▶ [DOCUMENTO]:
§
As Fadas Não Usam Baton
João de Mancelos
Coimbra, A Mar Arte, 1998

As Fadas Não Usam Baton
de João de Mancelos

Tal como disse um amigo meu, pedirem-nos para apresentar um livro é das maiores honras que nos podem conceder.

Mas a esta honra tremenda de apresentar o livro do João de Mancelos, As Fadas Não Usam Baton, mesclou-se a dúvida; com o menino nos braços, (e com que orgulho e alegria) veio o paradoxo de ser o João professor de Literatura, e eu uma diletante dela. Que legitimidade tinha eu para falar do livro, para o sondar, para o fazer falar os seus segredos, para sublinhar um traço aqui e acolá, para meter até a minha colherada interpretativa (e aquele que estiver inocente que atire a primeira pedra...)?

Nenhuma, claro está. Restava-me então o alibi da amizade pessoal, um argumento duvidoso quando está em jogo um livro. Restava-me o alibi do meu próprio amadorismo inocente, no sentido daquele que ama sem quaisquer preocupações de análise literária: bom, e porque não essa visão de leitora que se deixa arrastar pela escrita do autor, tal como os pintores impressionistas absorviam com os seus pincéis a luz e o colorido?

"As fadas não usam baton" é o primeiro dos 5 contos que compõem o livro.

E o título provocador é, ele próprio, a metáfora de uma mulher vulnerável mas decidida. O baton provoca e excita, com a sua agressividade escarlate, mas esconde quem está por detrás da máscara, da «personna». O baton unifica todas as bocas, porque lhes vela a intimidade.

Não é por acaso que a narradora é actriz, escondendo excessivamente, mostrando excessivamente, enredada nos laços de um crescer doloroso.

Nem é por acaso que esta actriz nos fala do amor e da ausência de amor. As suas mãos vazias sobressaltam-nos. Diz ela: "Engoli uma secura morna. Não lhe soube responder. Faltava-me o guião".
§
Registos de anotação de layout
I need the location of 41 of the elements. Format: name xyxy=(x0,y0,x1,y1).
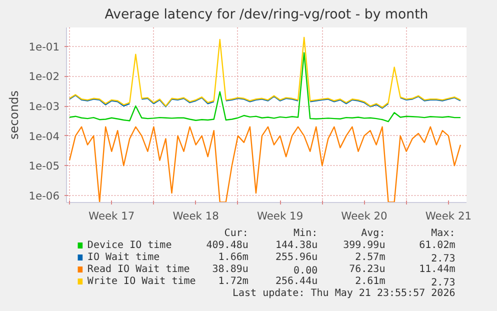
text: 399.99u xyxy=(343,240,386,251)
text: 409.48u xyxy=(206,240,248,251)
chart-title: Average latency for /dev/ring-vg/root - by month xyxy=(104,8,428,22)
text: Max: xyxy=(431,228,456,239)
text: 144.38u xyxy=(275,240,318,251)
line-series xyxy=(68,126,462,202)
text: 1.72m xyxy=(218,276,248,287)
line-series xyxy=(68,36,462,108)
x-tick-label: Week 19 xyxy=(256,210,304,222)
y-axis-title: seconds xyxy=(6,90,21,140)
y-tick-label: 1e-01 xyxy=(28,40,60,54)
text: Avg: xyxy=(361,228,386,239)
line-series xyxy=(68,52,462,122)
y-tick-label: 1e-02 xyxy=(28,70,60,84)
text: 2.73 xyxy=(431,254,456,264)
text: 2.61m xyxy=(355,276,386,287)
text: 38.89u xyxy=(212,264,248,275)
x-tick-label: Week 21 xyxy=(425,210,472,222)
text: Cur: xyxy=(224,228,248,239)
legend-label: IO Wait time xyxy=(87,252,160,263)
y-tick-label: 1e-03 xyxy=(28,100,60,114)
text: 11.44m xyxy=(419,264,456,275)
text: 76.23u xyxy=(349,264,386,275)
text: 61.02m xyxy=(419,240,456,251)
x-tick-label: Week 17 xyxy=(88,210,135,222)
x-tick-label: Week 18 xyxy=(172,210,220,222)
y-tick-label: 1e-05 xyxy=(28,160,60,173)
text: 2.57m xyxy=(355,252,386,263)
legend-label: Device IO time xyxy=(87,240,172,251)
text: 256.44u xyxy=(275,276,318,287)
legend-label: Write IO Wait time xyxy=(87,276,196,287)
legend-label: Read IO Wait time xyxy=(87,264,190,275)
text: Last update: Thu May 21 23:55:57 2026 xyxy=(232,288,456,299)
text: 1.66m xyxy=(218,252,248,263)
text: 255.96u xyxy=(275,252,318,263)
y-tick-label: 1e-04 xyxy=(28,130,60,143)
x-tick-label: Week 20 xyxy=(341,210,388,222)
text: 2.73 xyxy=(431,278,456,288)
text: 0.00 xyxy=(294,266,318,276)
text: Min: xyxy=(294,228,318,239)
y-tick-label: 1e-06 xyxy=(28,189,60,202)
§
▶ [OBJETIVO 1]:
Resume em duas frases a apresentação do livro As Fadas Não Usam Baton.
▶ [OBJETIVO 2]:
Cita, da apresentação do livro As Fadas Não Usam Baton, o trecho que vai de "E o título provocador" até "um crescer doloroso.".
▶ [OBJETIVO 3]:
Escreve a continuação da apresentação do livro As Fadas Não Usam Baton, começando a seguir à última frase do texto.
Os itens não fazem falta para nada do que aqui se pede.

▶ [RESPOSTA 1]:
Quem apresenta o livro de João de Mancelos considera essa tarefa uma grande honra, mas duvida da própria legitimidade, por o autor ser professor de Literatura, e assume uma leitura amadora de quem se deixa arrastar pela escrita. Sobre o primeiro dos cinco contos, vê no título a metáfora de uma mulher vulnerável mas decidida, com o baton como máscara que esconde a intimidade, e sublinha que a narradora é uma actriz que fala do amor e da ausência de amor.

▶ [RESPOSTA 2]:
E o título provocador é, ele próprio, a metáfora de uma mulher vulnerável mas decidida. O baton provoca e excita, com a sua agressividade escarlate, mas esconde quem está por detrás da máscara, da «personna». O baton unifica todas as bocas, porque lhes vela a intimidade.

Não é por acaso que a narradora é actriz, escondendo excessivamente, mostrando excessivamente, enredada nos laços de um crescer doloroso.

▶ [RESPOSTA 3]:
Há muito de tragédia grega, talvez, em todos estes contos. Não apenas pelos temas: amor, incesto, sexo, maldição, até pela presença omnipresente da água, mas sobretudo pela inelutabilidade do destino dos personagens. A condenação à melancolia desta jovem é um privilégio do seu criador João de Mancelos, mas também uma força obscura que nos interroga, neste fim-de-século pseudo-hedónico.

Mas se a melancolia e o luto perpassam em todos os contos, é a par com o amor e a paixão, tão indissoluvelmente ligados como os gémeos do conto "Irmão, irmã". Um conto em que a pulsão sexual personifica todos os outros crescimentos, em que o amor-fusão é visto com desejo e repulsa, e a aniquilação física como a única forma de aceder à liberdade. O crescimento, ou seja, o estado de mudança, é outra das forças que perpassa nestes contos. O crescer que implica pequenas mortes, a solidão de estar consigo próprio, de descobrir a sua identidade, a força terrível do desejo sexuado, de afrontar a família, os outros. Se não, vejamos: "Aprendi o rodar das luas, pai Um pouco como o Pequeno Príncipe, cativei as raposas deste mundo e ensinei-me a parábola do escorpião, da cinza e dos cordeiros." (do conto "As fadas não usam baton").

No conto " Vidente", a descoberta do amor e o poder do ciúme podem subverter até a ordem do mundo, porque a tingem com o seu veneno. Como um aprendiz de feiticeiro, a adolescente deste conto é vítima das fúrias assim desencadeadas: a sua fúria, a fúria do mar, a fúria da multidão. Porque é mulher, e porque é mulher que ama.

Não só na "Vidente", como em "Até para o ano, em Jerusalém", é visível esta componente de provocar, de contestar e agredir o poder intra-familiar até então aceite. Esta metáfora da mudança através de atitudes de exibicionismo sexual, em que um laço libidinal é substituído - ou não - por outro, impregna todo o livro.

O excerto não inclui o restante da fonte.